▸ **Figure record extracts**
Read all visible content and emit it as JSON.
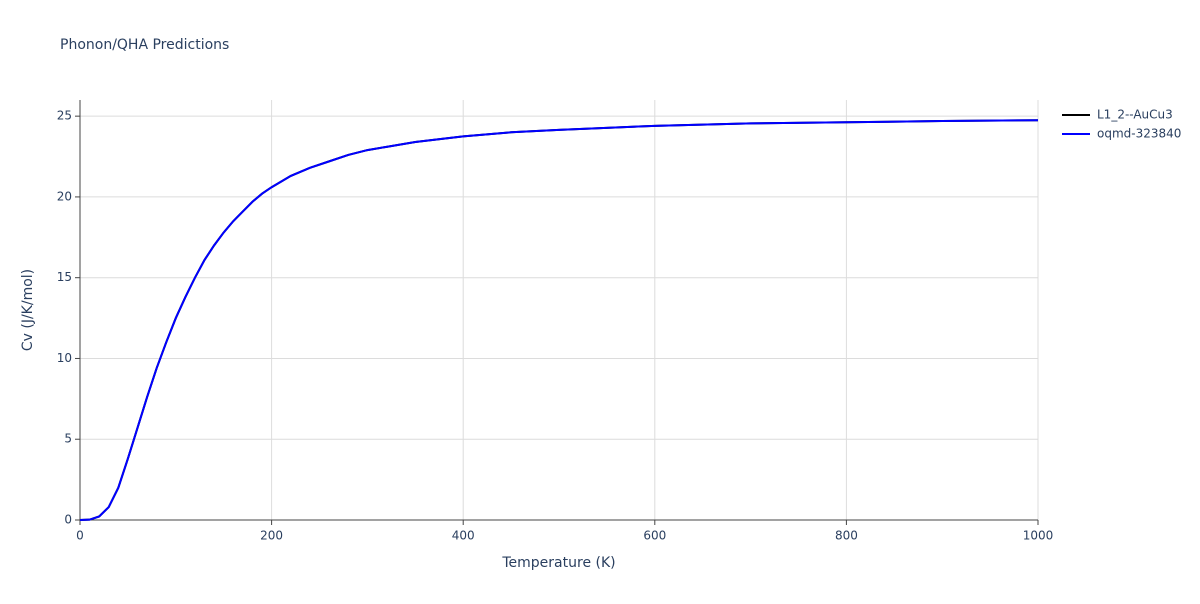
{
  "chart_data": {
    "type": "line",
    "title": "Phonon/QHA Predictions",
    "x_label": "Temperature (K)",
    "y_label": "Cv (J/K/mol)",
    "x": [
      0,
      10,
      20,
      30,
      40,
      50,
      60,
      70,
      80,
      90,
      100,
      110,
      120,
      130,
      140,
      150,
      160,
      170,
      180,
      190,
      200,
      220,
      240,
      260,
      280,
      300,
      320,
      350,
      400,
      450,
      500,
      600,
      700,
      800,
      900,
      1000
    ],
    "series": [
      {
        "name": "L1_2--AuCu3",
        "color": "#000000",
        "values": [
          0,
          0.02,
          0.22,
          0.8,
          2.0,
          3.8,
          5.7,
          7.6,
          9.4,
          11.0,
          12.5,
          13.8,
          15.0,
          16.1,
          17.0,
          17.8,
          18.5,
          19.1,
          19.7,
          20.2,
          20.6,
          21.3,
          21.8,
          22.2,
          22.6,
          22.9,
          23.1,
          23.4,
          23.75,
          24.0,
          24.15,
          24.4,
          24.55,
          24.62,
          24.7,
          24.75
        ]
      },
      {
        "name": "oqmd-323840",
        "color": "#0000ff",
        "values": [
          0,
          0.02,
          0.22,
          0.8,
          2.0,
          3.8,
          5.7,
          7.6,
          9.4,
          11.0,
          12.5,
          13.8,
          15.0,
          16.1,
          17.0,
          17.8,
          18.5,
          19.1,
          19.7,
          20.2,
          20.6,
          21.3,
          21.8,
          22.2,
          22.6,
          22.9,
          23.1,
          23.4,
          23.75,
          24.0,
          24.15,
          24.4,
          24.55,
          24.62,
          24.7,
          24.75
        ]
      }
    ],
    "xlim": [
      0,
      1000
    ],
    "xticks": [
      0,
      200,
      400,
      600,
      800,
      1000
    ],
    "ylim": [
      0,
      26
    ],
    "yticks": [
      0,
      5,
      10,
      15,
      20,
      25
    ],
    "grid": true,
    "legend": "right"
  }
}
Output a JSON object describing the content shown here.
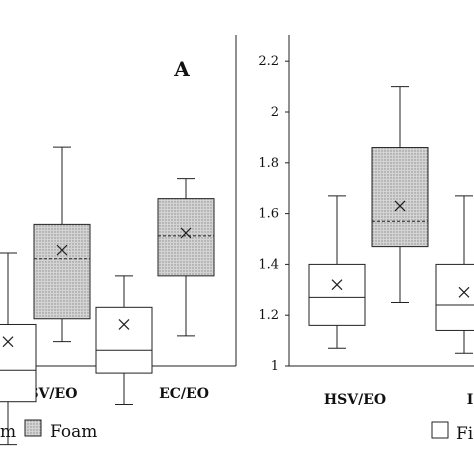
{
  "chart_data": [
    {
      "type": "box",
      "panel_label": "A",
      "categories": [
        "LSV/EO",
        "EC/EO"
      ],
      "legend": [
        {
          "label_fragment": "m",
          "fill": "plain"
        },
        {
          "label": "Foam",
          "fill": "dotted"
        }
      ],
      "boxes": [
        {
          "category_index": 0,
          "group": "Firm",
          "whisker_low": null,
          "q1": null,
          "median": null,
          "q3": null,
          "whisker_high": null,
          "mean": null,
          "partially_visible": true
        },
        {
          "category_index": 0,
          "group": "Foam",
          "whisker_low": 1.36,
          "q1": 1.44,
          "median": 1.65,
          "q3": 1.77,
          "whisker_high": 2.04,
          "mean": 1.68
        },
        {
          "category_index": 1,
          "group": "Firm",
          "whisker_low": 1.14,
          "q1": 1.25,
          "median": 1.33,
          "q3": 1.48,
          "whisker_high": 1.59,
          "mean": 1.42
        },
        {
          "category_index": 1,
          "group": "Foam",
          "whisker_low": 1.38,
          "q1": 1.59,
          "median": 1.73,
          "q3": 1.86,
          "whisker_high": 1.93,
          "mean": 1.74
        }
      ]
    },
    {
      "type": "box",
      "categories": [
        "HSV/EO",
        "I"
      ],
      "ylim": [
        1,
        2.3
      ],
      "yticks": [
        "1",
        "1.2",
        "1.4",
        "1.6",
        "1.8",
        "2",
        "2.2"
      ],
      "legend": [
        {
          "label_fragment": "Fi",
          "fill": "plain"
        }
      ],
      "boxes": [
        {
          "category_index": 0,
          "group": "Firm",
          "whisker_low": 1.07,
          "q1": 1.16,
          "median": 1.27,
          "q3": 1.4,
          "whisker_high": 1.67,
          "mean": 1.32
        },
        {
          "category_index": 0,
          "group": "Foam",
          "whisker_low": 1.25,
          "q1": 1.47,
          "median": 1.57,
          "q3": 1.86,
          "whisker_high": 2.1,
          "mean": 1.63
        },
        {
          "category_index": 1,
          "group": "Firm",
          "whisker_low": 1.05,
          "q1": 1.14,
          "median": 1.24,
          "q3": 1.4,
          "whisker_high": 1.67,
          "mean": 1.29,
          "partially_visible": true
        }
      ]
    }
  ],
  "colors": {
    "stroke": "#222222",
    "plain_fill": "#ffffff",
    "dotted_fill": "#d4d4d4",
    "dot": "#8a8a8a"
  }
}
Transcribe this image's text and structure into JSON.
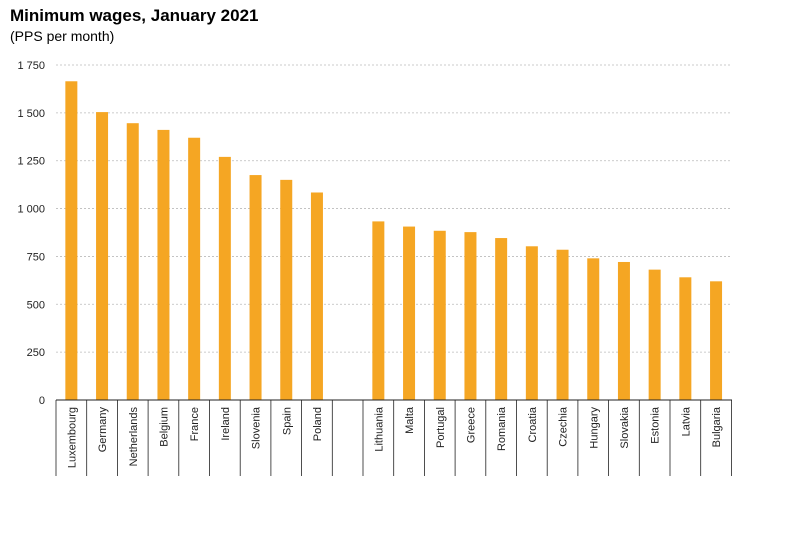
{
  "chart_data": {
    "type": "bar",
    "title": "Minimum wages, January 2021",
    "subtitle": "(PPS per month)",
    "groups": [
      {
        "categories": [
          "Luxembourg",
          "Germany",
          "Netherlands",
          "Belgium",
          "France",
          "Ireland",
          "Slovenia",
          "Spain",
          "Poland"
        ],
        "values": [
          1665,
          1504,
          1446,
          1411,
          1370,
          1270,
          1175,
          1150,
          1084
        ]
      },
      {
        "categories": [
          "Lithuania",
          "Malta",
          "Portugal",
          "Greece",
          "Romania",
          "Croatia",
          "Czechia",
          "Hungary",
          "Slovakia",
          "Estonia",
          "Latvia",
          "Bulgaria"
        ],
        "values": [
          933,
          906,
          884,
          877,
          846,
          803,
          785,
          740,
          721,
          681,
          641,
          620
        ]
      }
    ],
    "yticks": [
      "0",
      "250",
      "500",
      "750",
      "1 000",
      "1 250",
      "1 500",
      "1 750"
    ],
    "ylim": [
      0,
      1750
    ],
    "grid": true,
    "bar_color": "#f5a623",
    "grid_color": "#bbbbbb"
  }
}
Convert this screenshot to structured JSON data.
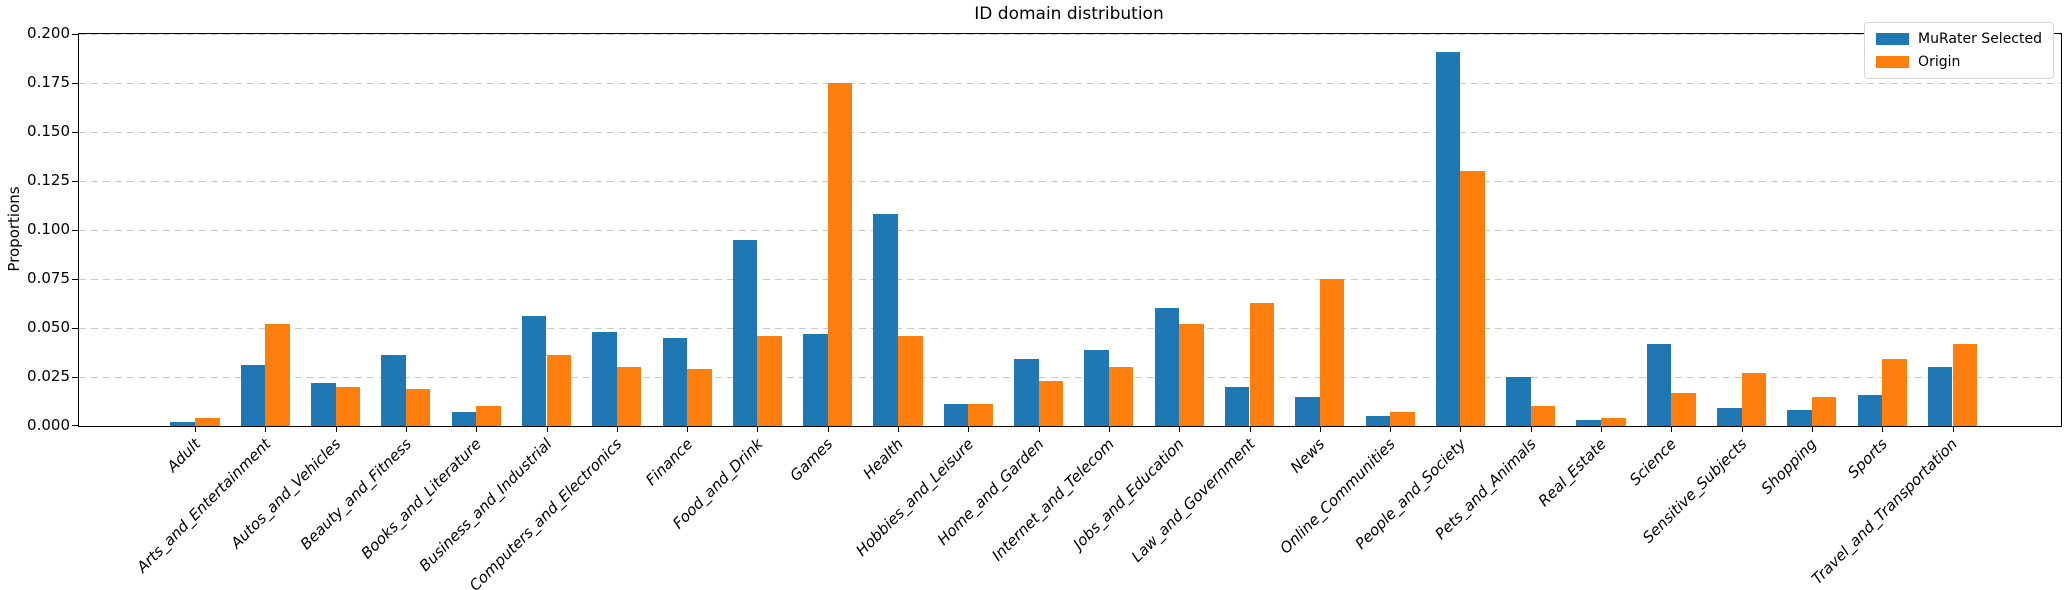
{
  "title": "ID domain distribution",
  "ylabel": "Proportions",
  "colors": {
    "murater_selected": "#1f77b4",
    "origin": "#ff7f0e",
    "grid": "#c9c9c9",
    "spine": "#000000",
    "legend_border": "#d5d5d5"
  },
  "legend": {
    "position": "upper right",
    "items": [
      {
        "label": "MuRater Selected",
        "color": "#1f77b4"
      },
      {
        "label": "Origin",
        "color": "#ff7f0e"
      }
    ]
  },
  "chart_data": {
    "type": "bar",
    "title": "ID domain distribution",
    "xlabel": "",
    "ylabel": "Proportions",
    "ylim": [
      0,
      0.2
    ],
    "ytick_step": 0.025,
    "ytick_format": "3-decimals",
    "grid": "horizontal dashed",
    "legend_position": "upper right",
    "x_label_rotation_deg": 45,
    "categories": [
      "Adult",
      "Arts_and_Entertainment",
      "Autos_and_Vehicles",
      "Beauty_and_Fitness",
      "Books_and_Literature",
      "Business_and_Industrial",
      "Computers_and_Electronics",
      "Finance",
      "Food_and_Drink",
      "Games",
      "Health",
      "Hobbies_and_Leisure",
      "Home_and_Garden",
      "Internet_and_Telecom",
      "Jobs_and_Education",
      "Law_and_Government",
      "News",
      "Online_Communities",
      "People_and_Society",
      "Pets_and_Animals",
      "Real_Estate",
      "Science",
      "Sensitive_Subjects",
      "Shopping",
      "Sports",
      "Travel_and_Transportation"
    ],
    "series": [
      {
        "name": "MuRater Selected",
        "color": "#1f77b4",
        "values": [
          0.002,
          0.031,
          0.022,
          0.036,
          0.007,
          0.056,
          0.048,
          0.045,
          0.095,
          0.047,
          0.108,
          0.011,
          0.034,
          0.039,
          0.06,
          0.02,
          0.015,
          0.005,
          0.191,
          0.025,
          0.003,
          0.042,
          0.009,
          0.008,
          0.016,
          0.03
        ]
      },
      {
        "name": "Origin",
        "color": "#ff7f0e",
        "values": [
          0.004,
          0.052,
          0.02,
          0.019,
          0.01,
          0.036,
          0.03,
          0.029,
          0.046,
          0.175,
          0.046,
          0.011,
          0.023,
          0.03,
          0.052,
          0.063,
          0.075,
          0.007,
          0.13,
          0.01,
          0.004,
          0.017,
          0.027,
          0.015,
          0.034,
          0.042
        ]
      }
    ]
  }
}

▸ **Your task**
Gather every line from the entries above where the word "ylabel" appears, and copy them.

▸ **Exercise response**
  "ylabel": "Proportions",
    "ylabel": "Proportions",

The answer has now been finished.